• What the exercise asks:
Filter this material down to the lines that hold "TICs", copying each one.

Figure collection entries

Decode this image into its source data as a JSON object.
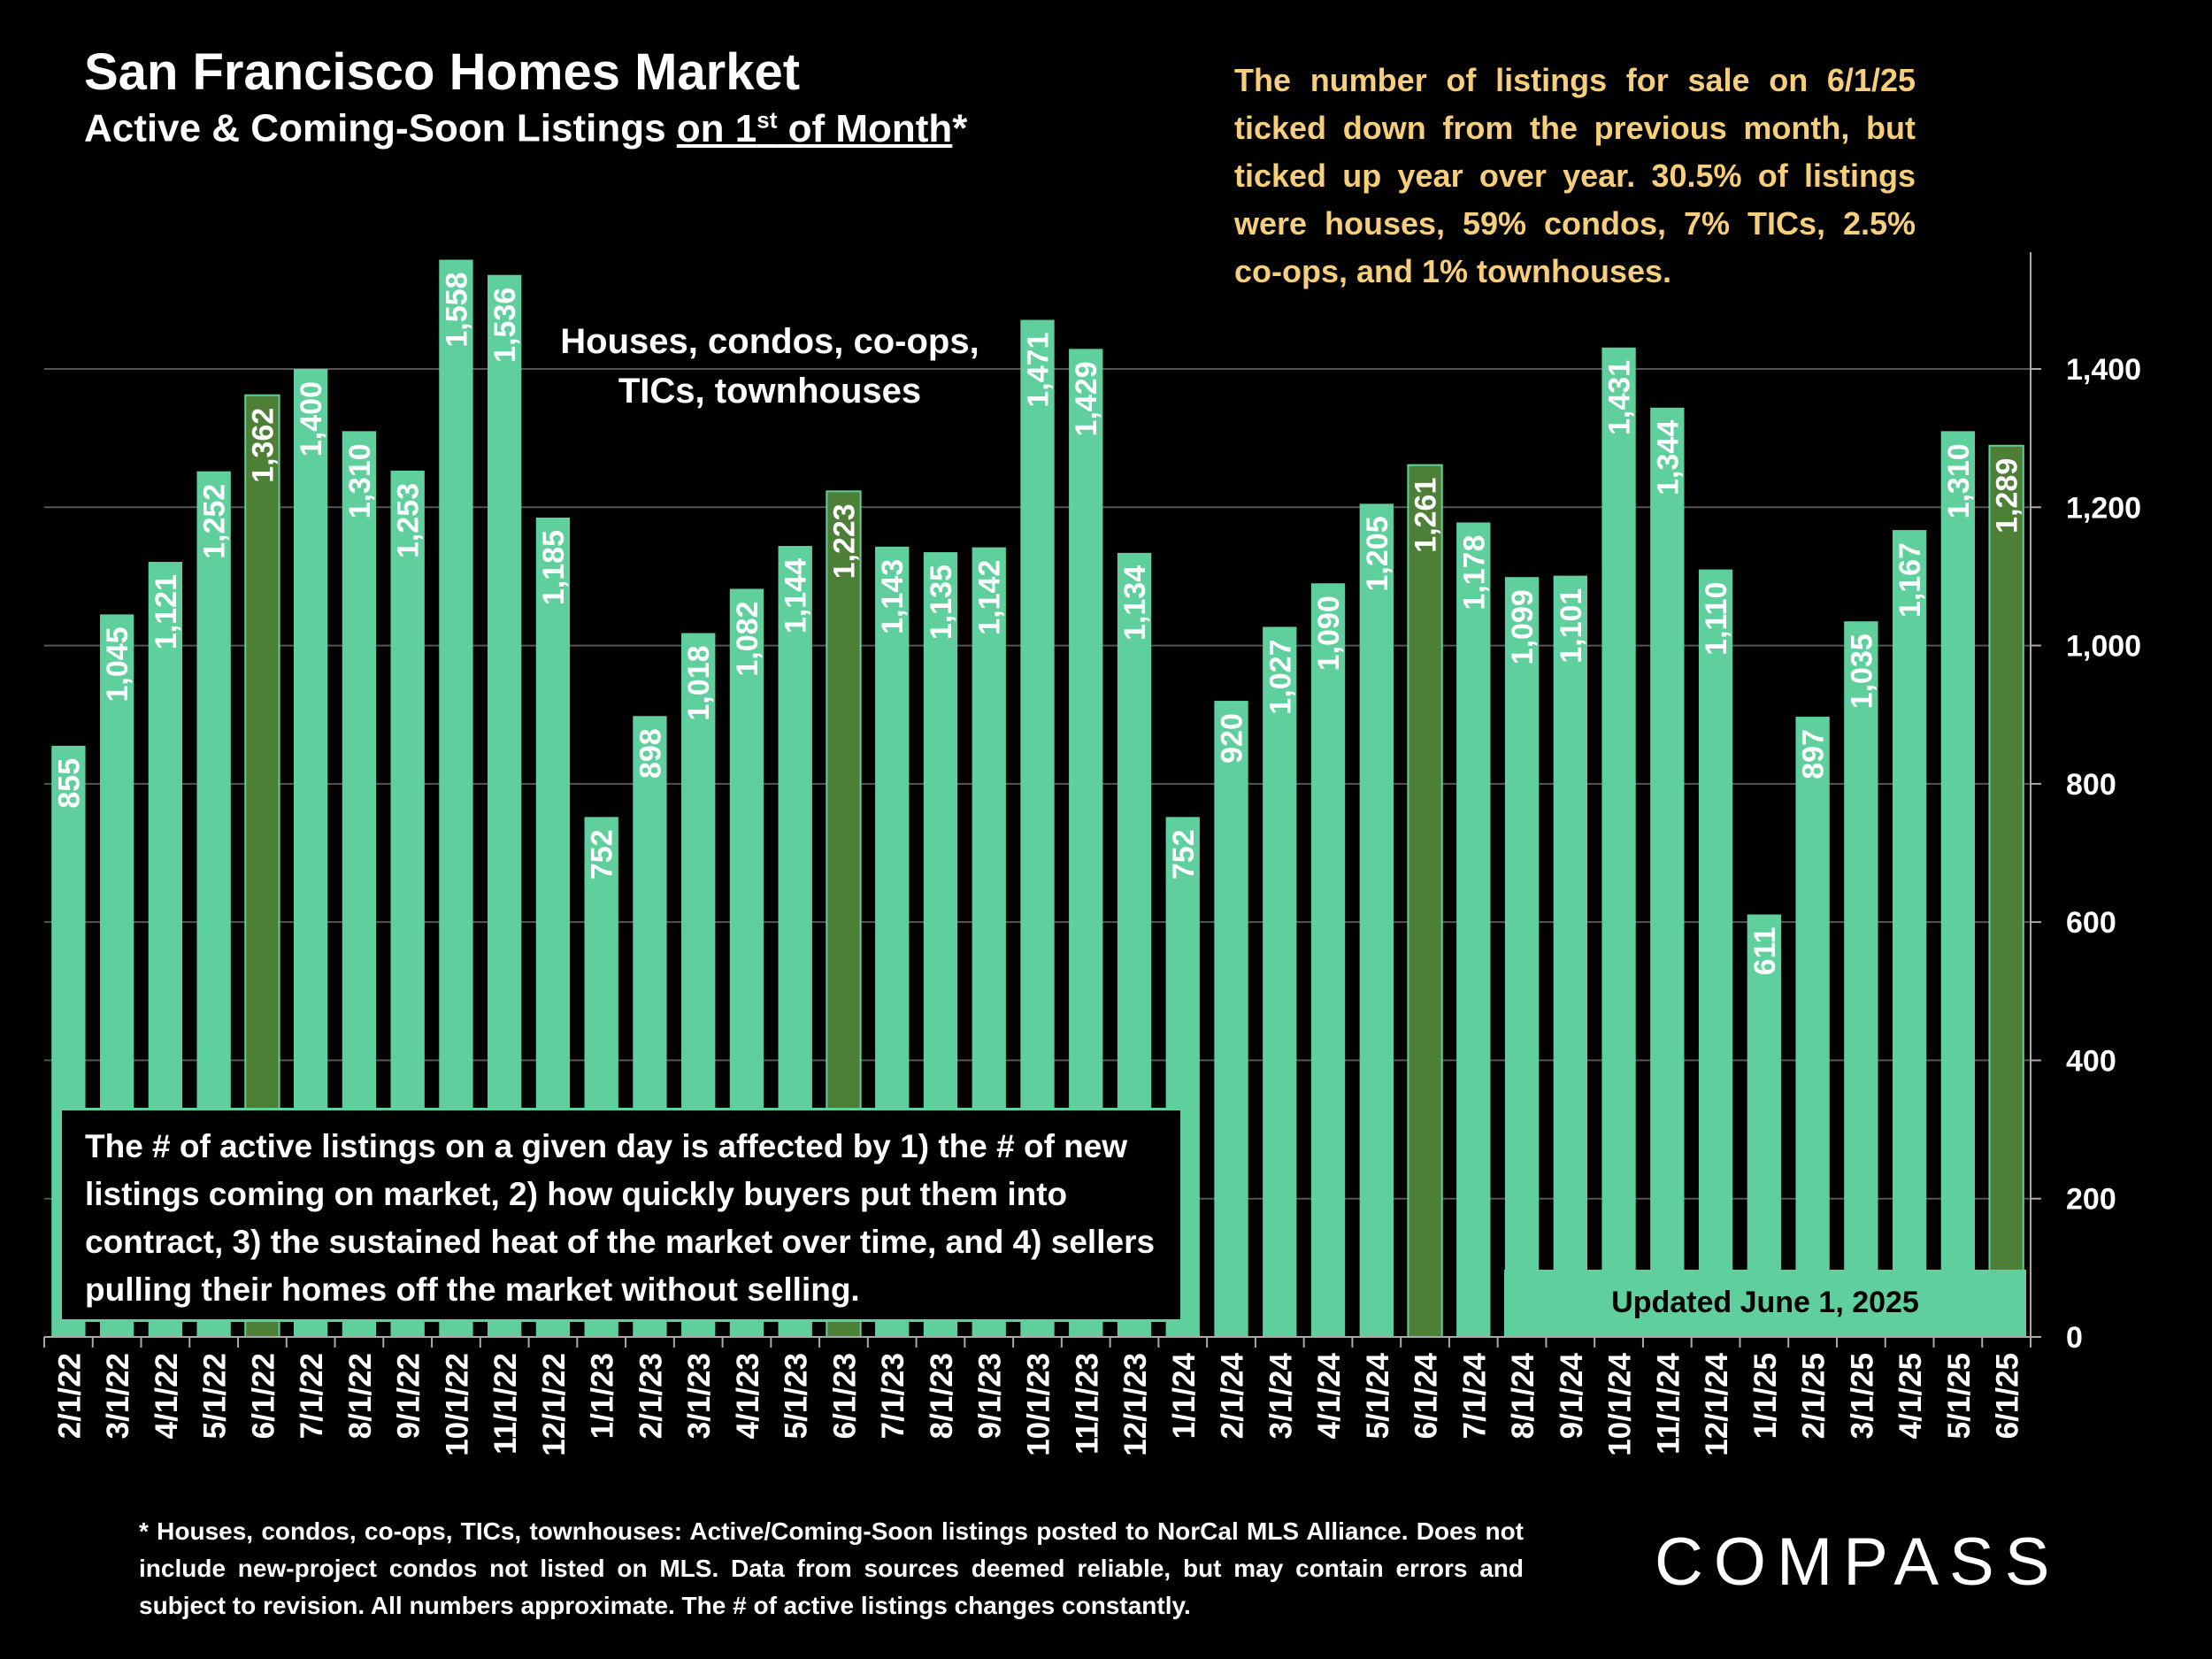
{
  "header": {
    "title": "San Francisco Homes Market",
    "subtitle_pre": "Active & Coming-Soon Listings ",
    "subtitle_underlined_a": "on 1",
    "subtitle_sup": "st",
    "subtitle_underlined_b": " of Month",
    "subtitle_post": "*"
  },
  "commentary": "The number of listings for sale on 6/1/25 ticked down from the previous month, but ticked up year over year. 30.5% of listings were houses, 59% condos, 7% TICs, 2.5% co-ops, and 1% townhouses.",
  "scope_label": "Houses, condos, co-ops, TICs, townhouses",
  "note_box": "The # of active listings on a given day is affected by 1) the # of new listings coming on market, 2) how quickly buyers put them into contract, 3) the sustained heat of the market over time, and 4) sellers pulling their homes off the market without selling.",
  "updated_label": "Updated June 1, 2025",
  "footnote": "* Houses, condos, co-ops, TICs, townhouses: Active/Coming-Soon listings posted to NorCal MLS Alliance. Does not include new-project condos not listed on MLS. Data from sources deemed reliable, but may contain errors and subject to revision. All numbers approximate. The # of active listings changes constantly.",
  "logo": "COMPASS",
  "colors": {
    "bar": "#5fcf9e",
    "highlight": "#4e7f37",
    "grid": "#555555",
    "commentary": "#f7cf7a"
  },
  "chart_data": {
    "type": "bar",
    "categories": [
      "2/1/22",
      "3/1/22",
      "4/1/22",
      "5/1/22",
      "6/1/22",
      "7/1/22",
      "8/1/22",
      "9/1/22",
      "10/1/22",
      "11/1/22",
      "12/1/22",
      "1/1/23",
      "2/1/23",
      "3/1/23",
      "4/1/23",
      "5/1/23",
      "6/1/23",
      "7/1/23",
      "8/1/23",
      "9/1/23",
      "10/1/23",
      "11/1/23",
      "12/1/23",
      "1/1/24",
      "2/1/24",
      "3/1/24",
      "4/1/24",
      "5/1/24",
      "6/1/24",
      "7/1/24",
      "8/1/24",
      "9/1/24",
      "10/1/24",
      "11/1/24",
      "12/1/24",
      "1/1/25",
      "2/1/25",
      "3/1/25",
      "4/1/25",
      "5/1/25",
      "6/1/25"
    ],
    "values": [
      855,
      1045,
      1121,
      1252,
      1362,
      1400,
      1310,
      1253,
      1558,
      1536,
      1185,
      752,
      898,
      1018,
      1082,
      1144,
      1223,
      1143,
      1135,
      1142,
      1471,
      1429,
      1134,
      752,
      920,
      1027,
      1090,
      1205,
      1261,
      1178,
      1099,
      1101,
      1431,
      1344,
      1110,
      611,
      897,
      1035,
      1167,
      1310,
      1289
    ],
    "data_labels": [
      "855",
      "1,045",
      "1,121",
      "1,252",
      "1,362",
      "1,400",
      "1,310",
      "1,253",
      "1,558",
      "1,536",
      "1,185",
      "752",
      "898",
      "1,018",
      "1,082",
      "1,144",
      "1,223",
      "1,143",
      "1,135",
      "1,142",
      "1,471",
      "1,429",
      "1,134",
      "752",
      "920",
      "1,027",
      "1,090",
      "1,205",
      "1,261",
      "1,178",
      "1,099",
      "1,101",
      "1,431",
      "1,344",
      "1,110",
      "611",
      "897",
      "1,035",
      "1,167",
      "1,310",
      "1,289"
    ],
    "highlighted": [
      "6/1/22",
      "6/1/23",
      "6/1/24",
      "6/1/25"
    ],
    "y_ticks": [
      0,
      200,
      400,
      600,
      800,
      1000,
      1200,
      1400
    ],
    "y_tick_labels": [
      "0",
      "200",
      "400",
      "600",
      "800",
      "1,000",
      "1,200",
      "1,400"
    ],
    "ylim": [
      0,
      1560
    ],
    "y_axis_side": "right",
    "grid": true
  }
}
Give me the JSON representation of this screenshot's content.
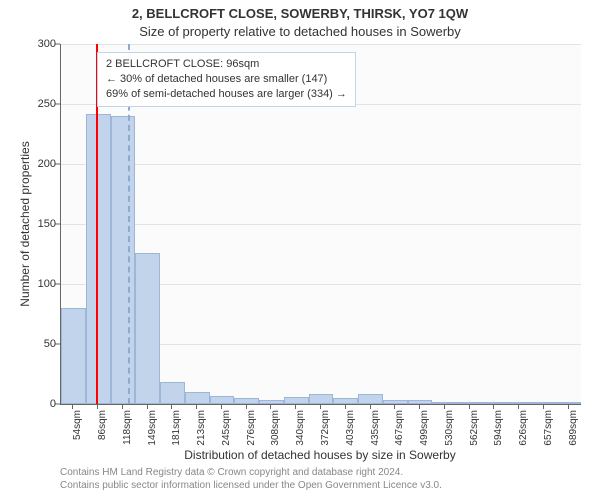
{
  "title": "2, BELLCROFT CLOSE, SOWERBY, THIRSK, YO7 1QW",
  "subtitle": "Size of property relative to detached houses in Sowerby",
  "chart": {
    "type": "histogram",
    "background_color": "#fbfbfb",
    "bar_fill": "#c2d4ec",
    "bar_border": "#9db7d9",
    "grid_color": "#e3e3e3",
    "axis_color": "#666666",
    "x_categories": [
      "54sqm",
      "86sqm",
      "118sqm",
      "149sqm",
      "181sqm",
      "213sqm",
      "245sqm",
      "276sqm",
      "308sqm",
      "340sqm",
      "372sqm",
      "403sqm",
      "435sqm",
      "467sqm",
      "499sqm",
      "530sqm",
      "562sqm",
      "594sqm",
      "626sqm",
      "657sqm",
      "689sqm"
    ],
    "values": [
      80,
      242,
      240,
      126,
      18,
      10,
      7,
      5,
      3,
      6,
      8,
      5,
      8,
      3,
      3,
      2,
      2,
      2,
      2,
      2,
      2
    ],
    "y_ticks": [
      0,
      50,
      100,
      150,
      200,
      250,
      300
    ],
    "ymax": 300,
    "label_fontsize": 12,
    "tick_fontsize": 11,
    "x_tick_fontsize": 10,
    "bar_gap_ratio": 0.0,
    "marker_line": {
      "index": 1,
      "offset": 0.4,
      "color": "#ff0000",
      "dash": false
    },
    "median_line": {
      "index": 2,
      "offset": 0.7,
      "color": "#8faacc",
      "dash": true
    },
    "annotation": {
      "lines": [
        "2 BELLCROFT CLOSE: 96sqm",
        "← 30% of detached houses are smaller (147)",
        "69% of semi-detached houses are larger (334) →"
      ],
      "border_color": "#c2d4ec",
      "background": "#ffffff",
      "fontsize": 11
    }
  },
  "y_axis_label": "Number of detached properties",
  "x_axis_label": "Distribution of detached houses by size in Sowerby",
  "footer": {
    "line1": "Contains HM Land Registry data © Crown copyright and database right 2024.",
    "line2": "Contains public sector information licensed under the Open Government Licence v3.0."
  }
}
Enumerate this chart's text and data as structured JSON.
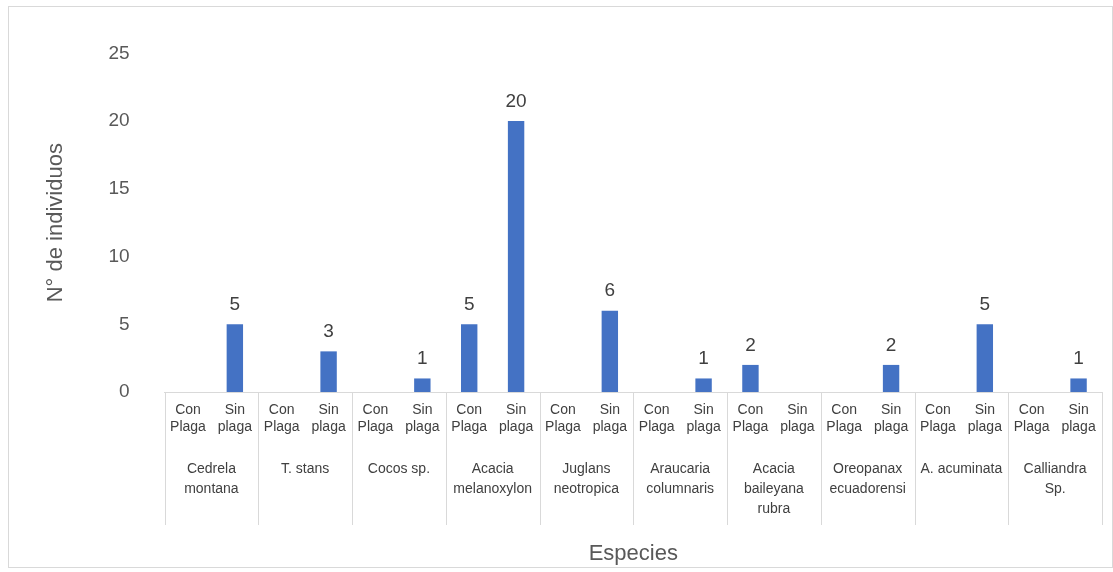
{
  "chart_data": {
    "type": "bar",
    "xlabel": "Especies",
    "ylabel": "N° de individuos",
    "categories": [
      "Con Plaga",
      "Sin plaga",
      "Con Plaga",
      "Sin plaga",
      "Con Plaga",
      "Sin plaga",
      "Con Plaga",
      "Sin plaga",
      "Con Plaga",
      "Sin plaga",
      "Con Plaga",
      "Sin plaga",
      "Con Plaga",
      "Sin plaga",
      "Con Plaga",
      "Sin plaga",
      "Con Plaga",
      "Sin plaga",
      "Con Plaga",
      "Sin plaga"
    ],
    "values": [
      0,
      5,
      0,
      3,
      0,
      1,
      5,
      20,
      0,
      6,
      0,
      1,
      2,
      0,
      0,
      2,
      0,
      5,
      0,
      1
    ],
    "value_labels": [
      null,
      "5",
      null,
      "3",
      null,
      "1",
      "5",
      "20",
      null,
      "6",
      null,
      "1",
      "2",
      null,
      null,
      "2",
      null,
      "5",
      null,
      "1"
    ],
    "color": "#4472c4",
    "ylim": [
      0,
      25
    ],
    "yticks": [
      0,
      5,
      10,
      15,
      20,
      25
    ],
    "grid": false,
    "legend": false,
    "annotations": [
      "Cedrela montana",
      "T. stans",
      "Cocos sp.",
      "Acacia melanoxylon",
      "Juglans neotropica",
      "Araucaria columnaris",
      "Acacia baileyana rubra",
      "Oreopanax ecuadorensi",
      "A. acuminata",
      "Calliandra Sp."
    ]
  }
}
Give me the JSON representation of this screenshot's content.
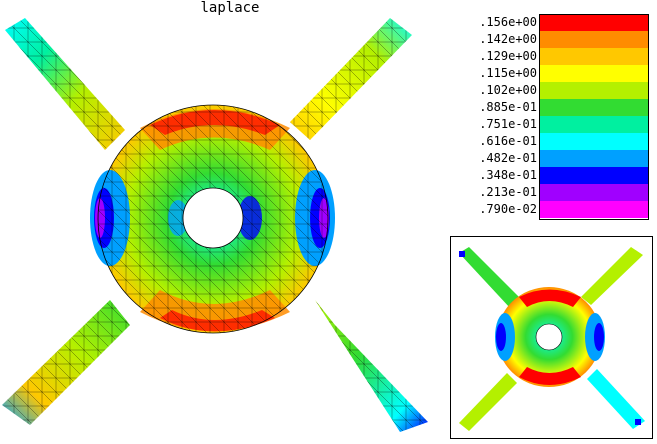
{
  "title": "laplace",
  "legend": {
    "entries": [
      {
        "label": ".156e+00",
        "color": "#ff0000"
      },
      {
        "label": ".142e+00",
        "color": "#ff8c00"
      },
      {
        "label": ".129e+00",
        "color": "#ffc800"
      },
      {
        "label": ".115e+00",
        "color": "#ffff00"
      },
      {
        "label": ".102e+00",
        "color": "#b4f000"
      },
      {
        "label": ".885e-01",
        "color": "#32dc32"
      },
      {
        "label": ".751e-01",
        "color": "#00f0a0"
      },
      {
        "label": ".616e-01",
        "color": "#00ffff"
      },
      {
        "label": ".482e-01",
        "color": "#00a0ff"
      },
      {
        "label": ".348e-01",
        "color": "#0000ff"
      },
      {
        "label": ".213e-01",
        "color": "#a000ff"
      },
      {
        "label": ".790e-02",
        "color": "#ff00ff"
      }
    ]
  }
}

• Expected answer:
  "commentary": "The number of listings for sale on 6/1/25 ticked down from the previous month, but ticked up year over year. 30.5% of listings were houses, 59% condos, 7% TICs, 2.5% co-ops, and 1% townhouses.",
  "scope_label": "Houses, condos, co-ops, TICs, townhouses",
  "footnote": "* Houses, condos, co-ops, TICs, townhouses: Active/Coming-Soon listings posted to NorCal MLS Alliance. Does not include new-project condos not listed on MLS. Data from sources deemed reliable, but may contain errors and subject to revision. All numbers approximate. The # of active listings changes constantly.",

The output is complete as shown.